▶ _WHAT IS NEEDED_: Select from the records below every line that has the word "this" in it.

▶ _INPUT DATA_:
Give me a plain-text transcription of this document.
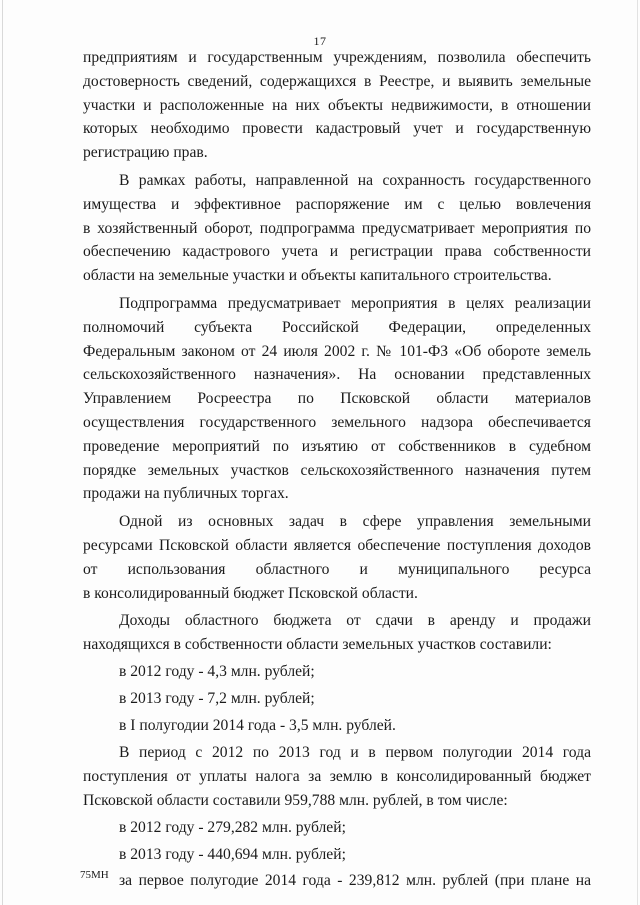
17
предприятиям и государственным учреждениям, позволила обеспечить
достоверность сведений, содержащихся в Реестре, и выявить земельные
участки и расположенные на них объекты недвижимости, в отношении
которых необходимо провести кадастровый учет и государственную
регистрацию прав.
В рамках работы, направленной на сохранность государственного
имущества и эффективное распоряжение им с целью вовлечения
в хозяйственный оборот, подпрограмма предусматривает мероприятия по
обеспечению кадастрового учета и регистрации права собственности
области на земельные участки и объекты капитального строительства.
Подпрограмма предусматривает мероприятия в целях реализации
полномочий субъекта Российской Федерации, определенных
Федеральным законом от 24 июля 2002 г. № 101-ФЗ «Об обороте земель
сельскохозяйственного назначения». На основании представленных
Управлением Росреестра по Псковской области материалов
осуществления государственного земельного надзора обеспечивается
проведение мероприятий по изъятию от собственников в судебном
порядке земельных участков сельскохозяйственного назначения путем
продажи на публичных торгах.
Одной из основных задач в сфере управления земельными
ресурсами Псковской области является обеспечение поступления доходов
от использования областного и муниципального ресурса
в консолидированный бюджет Псковской области.
Доходы областного бюджета от сдачи в аренду и продажи
находящихся в собственности области земельных участков составили:
в 2012 году - 4,3 млн. рублей;
в 2013 году - 7,2 млн. рублей;
в I полугодии 2014 года - 3,5 млн. рублей.
В период с 2012 по 2013 год и в первом полугодии 2014 года
поступления от уплаты налога за землю в консолидированный бюджет
Псковской области составили 959,788 млн. рублей, в том числе:
в 2012 году - 279,282 млн. рублей;
в 2013 году - 440,694 млн. рублей;
за первое полугодие 2014 года - 239,812 млн. рублей (при плане на
75МН
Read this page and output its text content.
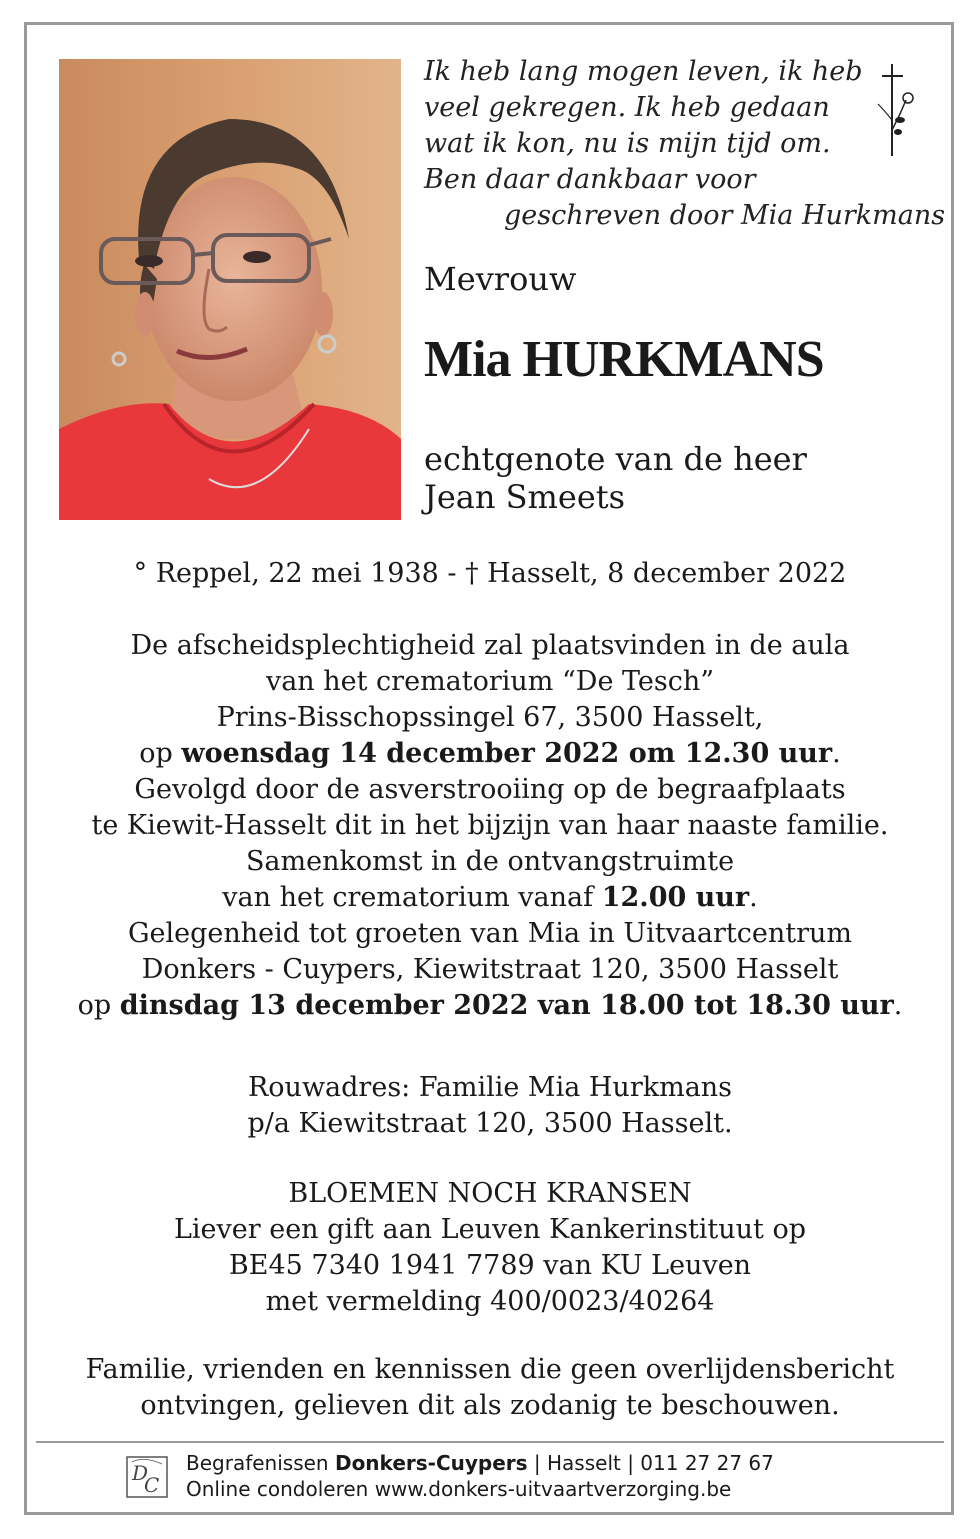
Ik heb lang mogen leven, ik heb
veel gekregen. Ik heb gedaan
wat ik kon, nu is mijn tijd om.
Ben daar dankbaar voor
geschreven door Mia Hurkmans
Mevrouw
Mia HURKMANS
echtgenote van de heer
Jean Smeets
° Reppel, 22 mei 1938 - † Hasselt, 8 december 2022
De afscheidsplechtigheid zal plaatsvinden in de aula
van het crematorium “De Tesch”
Prins-Bisschopssingel 67, 3500 Hasselt,
op woensdag 14 december 2022 om 12.30 uur.
Gevolgd door de asverstrooiing op de begraafplaats
te Kiewit-Hasselt dit in het bijzijn van haar naaste familie.
Samenkomst in de ontvangstruimte
van het crematorium vanaf 12.00 uur.
Gelegenheid tot groeten van Mia in Uitvaartcentrum
Donkers - Cuypers, Kiewitstraat 120, 3500 Hasselt
op dinsdag 13 december 2022 van 18.00 tot 18.30 uur.
Rouwadres: Familie Mia Hurkmans
p/a Kiewitstraat 120, 3500 Hasselt.
BLOEMEN NOCH KRANSEN
Liever een gift aan Leuven Kankerinstituut op
BE45 7340 1941 7789 van KU Leuven
met vermelding 400/0023/40264
Familie, vrienden en kennissen die geen overlijdensbericht
ontvingen, gelieven dit als zodanig te beschouwen.
D
C
Begrafenissen Donkers-Cuypers | Hasselt | 011 27 27 67
Online condoleren www.donkers-uitvaartverzorging.be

▶ _THE SOLUTION_:
Give me a plain-text transcription of this document.
Read this page and output its text content.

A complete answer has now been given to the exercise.